*Information shown*
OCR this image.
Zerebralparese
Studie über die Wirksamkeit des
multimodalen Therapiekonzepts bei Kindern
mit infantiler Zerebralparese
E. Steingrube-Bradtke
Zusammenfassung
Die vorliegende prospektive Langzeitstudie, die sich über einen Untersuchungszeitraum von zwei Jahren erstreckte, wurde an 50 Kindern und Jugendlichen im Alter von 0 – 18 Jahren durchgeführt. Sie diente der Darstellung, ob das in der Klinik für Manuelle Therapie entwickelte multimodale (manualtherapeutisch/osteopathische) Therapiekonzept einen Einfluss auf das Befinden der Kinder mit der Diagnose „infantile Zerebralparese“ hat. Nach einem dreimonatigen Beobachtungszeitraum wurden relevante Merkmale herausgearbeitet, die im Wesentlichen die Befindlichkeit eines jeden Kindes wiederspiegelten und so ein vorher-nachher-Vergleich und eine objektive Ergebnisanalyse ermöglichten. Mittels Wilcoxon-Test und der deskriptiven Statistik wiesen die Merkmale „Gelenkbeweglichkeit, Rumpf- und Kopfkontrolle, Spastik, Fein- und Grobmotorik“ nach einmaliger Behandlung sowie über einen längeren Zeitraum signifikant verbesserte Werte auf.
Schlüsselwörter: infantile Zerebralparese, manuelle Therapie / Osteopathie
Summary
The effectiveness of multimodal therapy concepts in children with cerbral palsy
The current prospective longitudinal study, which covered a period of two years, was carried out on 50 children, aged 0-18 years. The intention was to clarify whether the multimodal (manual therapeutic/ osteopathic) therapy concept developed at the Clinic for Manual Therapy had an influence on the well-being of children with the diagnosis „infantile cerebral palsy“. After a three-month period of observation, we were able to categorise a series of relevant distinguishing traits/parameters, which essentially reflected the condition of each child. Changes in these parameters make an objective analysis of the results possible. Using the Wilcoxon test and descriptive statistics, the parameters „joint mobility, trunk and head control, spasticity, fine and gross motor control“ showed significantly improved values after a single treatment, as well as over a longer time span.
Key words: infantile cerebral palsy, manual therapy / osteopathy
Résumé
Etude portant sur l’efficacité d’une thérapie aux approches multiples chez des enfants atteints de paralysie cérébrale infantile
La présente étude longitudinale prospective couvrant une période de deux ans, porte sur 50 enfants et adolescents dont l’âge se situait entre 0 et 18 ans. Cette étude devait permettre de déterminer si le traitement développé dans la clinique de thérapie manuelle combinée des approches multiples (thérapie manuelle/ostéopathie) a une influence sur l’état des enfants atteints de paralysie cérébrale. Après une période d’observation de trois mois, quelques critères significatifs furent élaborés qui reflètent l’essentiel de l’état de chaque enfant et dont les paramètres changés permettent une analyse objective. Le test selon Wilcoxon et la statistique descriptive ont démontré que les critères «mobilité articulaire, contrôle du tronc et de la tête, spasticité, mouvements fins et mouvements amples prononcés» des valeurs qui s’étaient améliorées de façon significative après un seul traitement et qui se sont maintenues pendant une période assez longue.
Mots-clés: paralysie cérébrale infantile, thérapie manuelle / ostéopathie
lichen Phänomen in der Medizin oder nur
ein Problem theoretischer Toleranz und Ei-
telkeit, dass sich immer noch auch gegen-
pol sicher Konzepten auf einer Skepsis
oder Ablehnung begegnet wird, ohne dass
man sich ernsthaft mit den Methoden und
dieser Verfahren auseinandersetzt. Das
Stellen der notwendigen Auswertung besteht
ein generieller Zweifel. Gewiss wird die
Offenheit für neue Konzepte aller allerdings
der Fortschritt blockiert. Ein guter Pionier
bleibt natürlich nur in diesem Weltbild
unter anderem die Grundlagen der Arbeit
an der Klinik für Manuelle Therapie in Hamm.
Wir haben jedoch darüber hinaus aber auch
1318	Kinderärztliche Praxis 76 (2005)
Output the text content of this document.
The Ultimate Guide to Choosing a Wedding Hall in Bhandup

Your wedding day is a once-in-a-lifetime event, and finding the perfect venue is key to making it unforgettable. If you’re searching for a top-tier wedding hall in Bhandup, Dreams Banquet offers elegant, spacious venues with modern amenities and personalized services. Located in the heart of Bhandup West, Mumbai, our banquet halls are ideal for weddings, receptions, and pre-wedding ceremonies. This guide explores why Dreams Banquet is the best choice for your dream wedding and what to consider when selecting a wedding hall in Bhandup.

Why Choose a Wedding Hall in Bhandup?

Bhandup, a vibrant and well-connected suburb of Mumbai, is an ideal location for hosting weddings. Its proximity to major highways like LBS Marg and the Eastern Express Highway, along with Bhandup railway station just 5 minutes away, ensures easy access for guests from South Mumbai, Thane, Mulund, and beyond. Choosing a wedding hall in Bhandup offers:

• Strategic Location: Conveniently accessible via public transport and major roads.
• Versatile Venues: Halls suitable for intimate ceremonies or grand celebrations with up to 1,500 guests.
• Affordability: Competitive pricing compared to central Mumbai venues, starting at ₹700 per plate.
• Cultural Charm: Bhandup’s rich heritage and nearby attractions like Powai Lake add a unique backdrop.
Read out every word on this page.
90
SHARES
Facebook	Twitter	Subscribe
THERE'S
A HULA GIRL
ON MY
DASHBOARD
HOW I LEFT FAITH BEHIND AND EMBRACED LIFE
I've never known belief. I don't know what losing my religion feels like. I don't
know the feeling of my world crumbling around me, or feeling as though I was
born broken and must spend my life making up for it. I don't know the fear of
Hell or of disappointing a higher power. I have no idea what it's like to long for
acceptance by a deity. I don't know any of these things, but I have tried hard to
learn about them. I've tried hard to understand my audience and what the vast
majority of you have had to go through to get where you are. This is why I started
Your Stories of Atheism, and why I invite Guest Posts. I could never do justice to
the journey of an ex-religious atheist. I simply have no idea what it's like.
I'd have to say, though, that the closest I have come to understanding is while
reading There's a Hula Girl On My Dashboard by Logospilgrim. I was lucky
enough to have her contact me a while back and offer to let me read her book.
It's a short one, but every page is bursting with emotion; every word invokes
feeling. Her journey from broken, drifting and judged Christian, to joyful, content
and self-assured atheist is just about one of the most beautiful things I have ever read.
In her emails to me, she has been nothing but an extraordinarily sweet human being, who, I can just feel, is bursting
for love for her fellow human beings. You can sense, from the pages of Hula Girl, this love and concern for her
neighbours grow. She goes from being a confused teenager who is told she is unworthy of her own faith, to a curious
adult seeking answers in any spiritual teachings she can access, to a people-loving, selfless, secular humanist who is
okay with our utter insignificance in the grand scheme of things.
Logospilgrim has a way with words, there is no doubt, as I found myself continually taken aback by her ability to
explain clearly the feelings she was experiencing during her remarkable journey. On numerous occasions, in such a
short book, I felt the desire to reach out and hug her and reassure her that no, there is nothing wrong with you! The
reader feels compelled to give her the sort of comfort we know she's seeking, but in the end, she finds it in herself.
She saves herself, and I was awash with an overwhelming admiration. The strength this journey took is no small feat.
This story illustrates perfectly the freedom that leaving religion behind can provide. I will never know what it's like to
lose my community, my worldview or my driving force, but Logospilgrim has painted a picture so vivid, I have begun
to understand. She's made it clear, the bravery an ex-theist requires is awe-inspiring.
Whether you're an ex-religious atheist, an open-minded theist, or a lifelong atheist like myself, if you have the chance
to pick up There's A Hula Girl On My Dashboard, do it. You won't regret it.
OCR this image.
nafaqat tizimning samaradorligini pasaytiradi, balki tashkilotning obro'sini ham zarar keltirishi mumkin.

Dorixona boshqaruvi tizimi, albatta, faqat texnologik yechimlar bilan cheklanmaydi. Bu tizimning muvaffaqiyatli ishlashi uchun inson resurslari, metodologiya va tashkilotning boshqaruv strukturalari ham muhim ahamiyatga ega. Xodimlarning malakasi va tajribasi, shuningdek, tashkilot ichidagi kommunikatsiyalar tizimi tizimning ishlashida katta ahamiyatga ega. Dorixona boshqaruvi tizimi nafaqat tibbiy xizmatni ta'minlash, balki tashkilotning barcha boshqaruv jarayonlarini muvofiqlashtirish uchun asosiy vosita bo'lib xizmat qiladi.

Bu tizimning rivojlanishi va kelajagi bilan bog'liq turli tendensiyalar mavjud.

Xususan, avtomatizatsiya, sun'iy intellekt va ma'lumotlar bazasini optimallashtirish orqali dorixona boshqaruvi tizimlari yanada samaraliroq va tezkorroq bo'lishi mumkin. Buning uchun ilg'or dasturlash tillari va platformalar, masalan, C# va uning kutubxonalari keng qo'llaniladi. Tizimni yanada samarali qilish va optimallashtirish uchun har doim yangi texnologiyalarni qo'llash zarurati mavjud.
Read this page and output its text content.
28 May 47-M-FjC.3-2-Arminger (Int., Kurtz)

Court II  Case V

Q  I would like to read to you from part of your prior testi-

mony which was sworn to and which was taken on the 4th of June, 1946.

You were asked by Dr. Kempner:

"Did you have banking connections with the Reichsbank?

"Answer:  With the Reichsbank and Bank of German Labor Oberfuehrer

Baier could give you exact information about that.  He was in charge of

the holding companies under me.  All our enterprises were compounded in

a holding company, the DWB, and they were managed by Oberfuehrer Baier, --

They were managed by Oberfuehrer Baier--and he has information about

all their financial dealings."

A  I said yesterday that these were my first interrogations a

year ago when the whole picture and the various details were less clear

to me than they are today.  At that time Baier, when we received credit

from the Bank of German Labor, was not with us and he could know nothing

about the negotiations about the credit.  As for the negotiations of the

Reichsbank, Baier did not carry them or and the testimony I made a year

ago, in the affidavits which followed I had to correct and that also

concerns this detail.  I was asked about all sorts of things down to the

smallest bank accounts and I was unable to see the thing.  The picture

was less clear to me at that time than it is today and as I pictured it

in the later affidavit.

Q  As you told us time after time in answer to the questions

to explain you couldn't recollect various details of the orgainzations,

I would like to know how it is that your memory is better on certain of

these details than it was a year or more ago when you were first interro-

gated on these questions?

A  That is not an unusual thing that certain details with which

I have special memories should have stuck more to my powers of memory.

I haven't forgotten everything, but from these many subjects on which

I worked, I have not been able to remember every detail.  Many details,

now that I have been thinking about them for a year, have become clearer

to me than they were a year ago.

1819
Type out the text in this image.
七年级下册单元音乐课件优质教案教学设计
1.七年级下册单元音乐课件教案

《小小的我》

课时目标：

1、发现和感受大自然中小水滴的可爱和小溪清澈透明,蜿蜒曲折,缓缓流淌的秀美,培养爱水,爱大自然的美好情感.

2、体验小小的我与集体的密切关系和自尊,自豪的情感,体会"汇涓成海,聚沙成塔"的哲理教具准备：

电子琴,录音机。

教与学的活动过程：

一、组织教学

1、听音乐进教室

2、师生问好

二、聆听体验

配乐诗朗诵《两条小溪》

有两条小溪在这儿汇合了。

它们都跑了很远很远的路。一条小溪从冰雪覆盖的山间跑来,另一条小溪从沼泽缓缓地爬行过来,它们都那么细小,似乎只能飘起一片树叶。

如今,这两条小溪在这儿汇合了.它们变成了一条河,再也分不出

*What the task asks*
Which lines hold the word "guests"? Copy each of them from the records.

*Task solution*
Bhandup, a vibrant and well-connected suburb of Mumbai, is an ideal location for hosting weddings. Its proximity to major highways like LBS Marg and the Eastern Express Highway, along with Bhandup railway station just 5 minutes away, ensures easy access for guests from South Mumbai, Thane, Mulund, and beyond. Choosing a wedding hall in Bhandup offers:
• Versatile Venues: Halls suitable for intimate ceremonies or grand celebrations with up to 1,500 guests.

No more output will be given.